→ **WORK TO COMPLETE**
Your task is to repeat the entries underneath exactly, minus the pictures.

→ **RECORDS TO USE**
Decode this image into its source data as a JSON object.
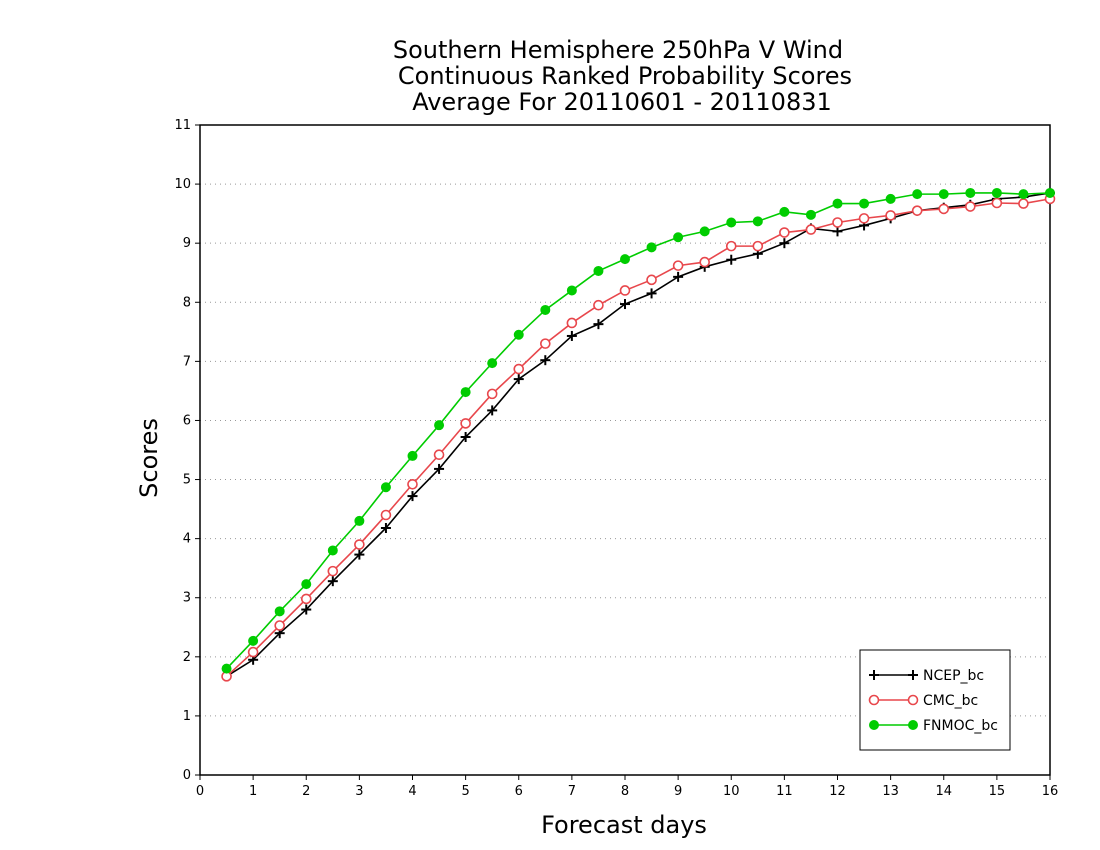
{
  "chart_data": {
    "type": "line",
    "title": [
      "Southern Hemisphere 250hPa V Wind",
      "Continuous Ranked Probability Scores",
      "Average For 20110601 - 20110831"
    ],
    "xlabel": "Forecast days",
    "ylabel": "Scores",
    "xlim": [
      0,
      16
    ],
    "ylim": [
      0,
      11
    ],
    "xticks": [
      "0",
      "1",
      "2",
      "3",
      "4",
      "5",
      "6",
      "7",
      "8",
      "9",
      "10",
      "11",
      "12",
      "13",
      "14",
      "15",
      "16"
    ],
    "yticks": [
      "0",
      "1",
      "2",
      "3",
      "4",
      "5",
      "6",
      "7",
      "8",
      "9",
      "10",
      "11"
    ],
    "grid": "horizontal dotted",
    "legend_position": "bottom-right",
    "x": [
      0.5,
      1,
      1.5,
      2,
      2.5,
      3,
      3.5,
      4,
      4.5,
      5,
      5.5,
      6,
      6.5,
      7,
      7.5,
      8,
      8.5,
      9,
      9.5,
      10,
      10.5,
      11,
      11.5,
      12,
      12.5,
      13,
      13.5,
      14,
      14.5,
      15,
      15.5,
      16
    ],
    "series": [
      {
        "name": "NCEP_bc",
        "color": "#000000",
        "marker": "plus",
        "values": [
          1.67,
          1.95,
          2.4,
          2.8,
          3.28,
          3.73,
          4.18,
          4.72,
          5.18,
          5.72,
          6.17,
          6.7,
          7.02,
          7.43,
          7.63,
          7.97,
          8.15,
          8.43,
          8.6,
          8.72,
          8.82,
          9.0,
          9.25,
          9.2,
          9.3,
          9.42,
          9.55,
          9.6,
          9.65,
          9.75,
          9.78,
          9.85
        ]
      },
      {
        "name": "CMC_bc",
        "color": "#e8474c",
        "marker": "open-circle",
        "values": [
          1.67,
          2.08,
          2.53,
          2.98,
          3.45,
          3.9,
          4.4,
          4.92,
          5.42,
          5.95,
          6.45,
          6.87,
          7.3,
          7.65,
          7.95,
          8.2,
          8.38,
          8.62,
          8.68,
          8.95,
          8.95,
          9.18,
          9.23,
          9.35,
          9.42,
          9.47,
          9.55,
          9.58,
          9.62,
          9.68,
          9.67,
          9.75
        ]
      },
      {
        "name": "FNMOC_bc",
        "color": "#00cc00",
        "marker": "filled-circle",
        "values": [
          1.8,
          2.27,
          2.77,
          3.23,
          3.8,
          4.3,
          4.87,
          5.4,
          5.92,
          6.48,
          6.97,
          7.45,
          7.87,
          8.2,
          8.53,
          8.73,
          8.93,
          9.1,
          9.2,
          9.35,
          9.37,
          9.53,
          9.48,
          9.67,
          9.67,
          9.75,
          9.83,
          9.83,
          9.85,
          9.85,
          9.83,
          9.85
        ]
      }
    ]
  }
}
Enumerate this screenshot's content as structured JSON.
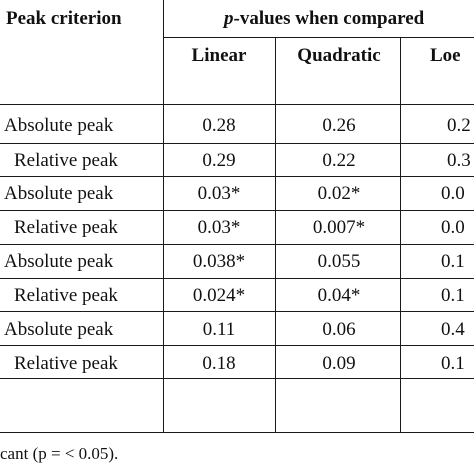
{
  "header": {
    "peak_criterion": "Peak criterion",
    "pvalues_prefix": "p",
    "pvalues_rest": "-values when compared",
    "columns": [
      "Linear",
      "Quadratic",
      "Loe"
    ]
  },
  "rows": [
    {
      "label": "Absolute peak",
      "values": [
        "0.28",
        "0.26",
        "0.2"
      ]
    },
    {
      "label": "Relative peak",
      "values": [
        "0.29",
        "0.22",
        "0.3"
      ]
    },
    {
      "label": "Absolute peak",
      "values": [
        "0.03*",
        "0.02*",
        "0.0"
      ]
    },
    {
      "label": "Relative peak",
      "values": [
        "0.03*",
        "0.007*",
        "0.0"
      ]
    },
    {
      "label": "Absolute peak",
      "values": [
        "0.038*",
        "0.055",
        "0.1"
      ]
    },
    {
      "label": "Relative peak",
      "values": [
        "0.024*",
        "0.04*",
        "0.1"
      ]
    },
    {
      "label": "Absolute peak",
      "values": [
        "0.11",
        "0.06",
        "0.4"
      ]
    },
    {
      "label": "Relative peak",
      "values": [
        "0.18",
        "0.09",
        "0.1"
      ]
    }
  ],
  "footnote": "cant (p = < 0.05)."
}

→ **WRITTEN SOLUTION**
Decode this image into its source data as a JSON object.
{
  "chart_data": {
    "type": "line",
    "title": [
      "Southern Hemisphere 250hPa V Wind",
      "Continuous Ranked Probability Scores",
      "Average For 20110601 - 20110831"
    ],
    "xlabel": "Forecast days",
    "ylabel": "Scores",
    "xlim": [
      0,
      16
    ],
    "ylim": [
      0,
      11
    ],
    "xticks": [
      "0",
      "1",
      "2",
      "3",
      "4",
      "5",
      "6",
      "7",
      "8",
      "9",
      "10",
      "11",
      "12",
      "13",
      "14",
      "15",
      "16"
    ],
    "yticks": [
      "0",
      "1",
      "2",
      "3",
      "4",
      "5",
      "6",
      "7",
      "8",
      "9",
      "10",
      "11"
    ],
    "grid": "horizontal dotted",
    "legend_position": "bottom-right",
    "x": [
      0.5,
      1,
      1.5,
      2,
      2.5,
      3,
      3.5,
      4,
      4.5,
      5,
      5.5,
      6,
      6.5,
      7,
      7.5,
      8,
      8.5,
      9,
      9.5,
      10,
      10.5,
      11,
      11.5,
      12,
      12.5,
      13,
      13.5,
      14,
      14.5,
      15,
      15.5,
      16
    ],
    "series": [
      {
        "name": "NCEP_bc",
        "color": "#000000",
        "marker": "plus",
        "values": [
          1.67,
          1.95,
          2.4,
          2.8,
          3.28,
          3.73,
          4.18,
          4.72,
          5.18,
          5.72,
          6.17,
          6.7,
          7.02,
          7.43,
          7.63,
          7.97,
          8.15,
          8.43,
          8.6,
          8.72,
          8.82,
          9.0,
          9.25,
          9.2,
          9.3,
          9.42,
          9.55,
          9.6,
          9.65,
          9.75,
          9.78,
          9.85
        ]
      },
      {
        "name": "CMC_bc",
        "color": "#e8474c",
        "marker": "open-circle",
        "values": [
          1.67,
          2.08,
          2.53,
          2.98,
          3.45,
          3.9,
          4.4,
          4.92,
          5.42,
          5.95,
          6.45,
          6.87,
          7.3,
          7.65,
          7.95,
          8.2,
          8.38,
          8.62,
          8.68,
          8.95,
          8.95,
          9.18,
          9.23,
          9.35,
          9.42,
          9.47,
          9.55,
          9.58,
          9.62,
          9.68,
          9.67,
          9.75
        ]
      },
      {
        "name": "FNMOC_bc",
        "color": "#00cc00",
        "marker": "filled-circle",
        "values": [
          1.8,
          2.27,
          2.77,
          3.23,
          3.8,
          4.3,
          4.87,
          5.4,
          5.92,
          6.48,
          6.97,
          7.45,
          7.87,
          8.2,
          8.53,
          8.73,
          8.93,
          9.1,
          9.2,
          9.35,
          9.37,
          9.53,
          9.48,
          9.67,
          9.67,
          9.75,
          9.83,
          9.83,
          9.85,
          9.85,
          9.83,
          9.85
        ]
      }
    ]
  }
}
Enumerate this screenshot's content as structured JSON.
{
  "header": {
    "peak_criterion": "Peak criterion",
    "pvalues_prefix": "p",
    "pvalues_rest": "-values when compared",
    "columns": [
      "Linear",
      "Quadratic",
      "Loe"
    ]
  },
  "rows": [
    {
      "label": "Absolute peak",
      "values": [
        "0.28",
        "0.26",
        "0.2"
      ]
    },
    {
      "label": "Relative peak",
      "values": [
        "0.29",
        "0.22",
        "0.3"
      ]
    },
    {
      "label": "Absolute peak",
      "values": [
        "0.03*",
        "0.02*",
        "0.0"
      ]
    },
    {
      "label": "Relative peak",
      "values": [
        "0.03*",
        "0.007*",
        "0.0"
      ]
    },
    {
      "label": "Absolute peak",
      "values": [
        "0.038*",
        "0.055",
        "0.1"
      ]
    },
    {
      "label": "Relative peak",
      "values": [
        "0.024*",
        "0.04*",
        "0.1"
      ]
    },
    {
      "label": "Absolute peak",
      "values": [
        "0.11",
        "0.06",
        "0.4"
      ]
    },
    {
      "label": "Relative peak",
      "values": [
        "0.18",
        "0.09",
        "0.1"
      ]
    }
  ],
  "footnote": "cant (p = < 0.05)."
}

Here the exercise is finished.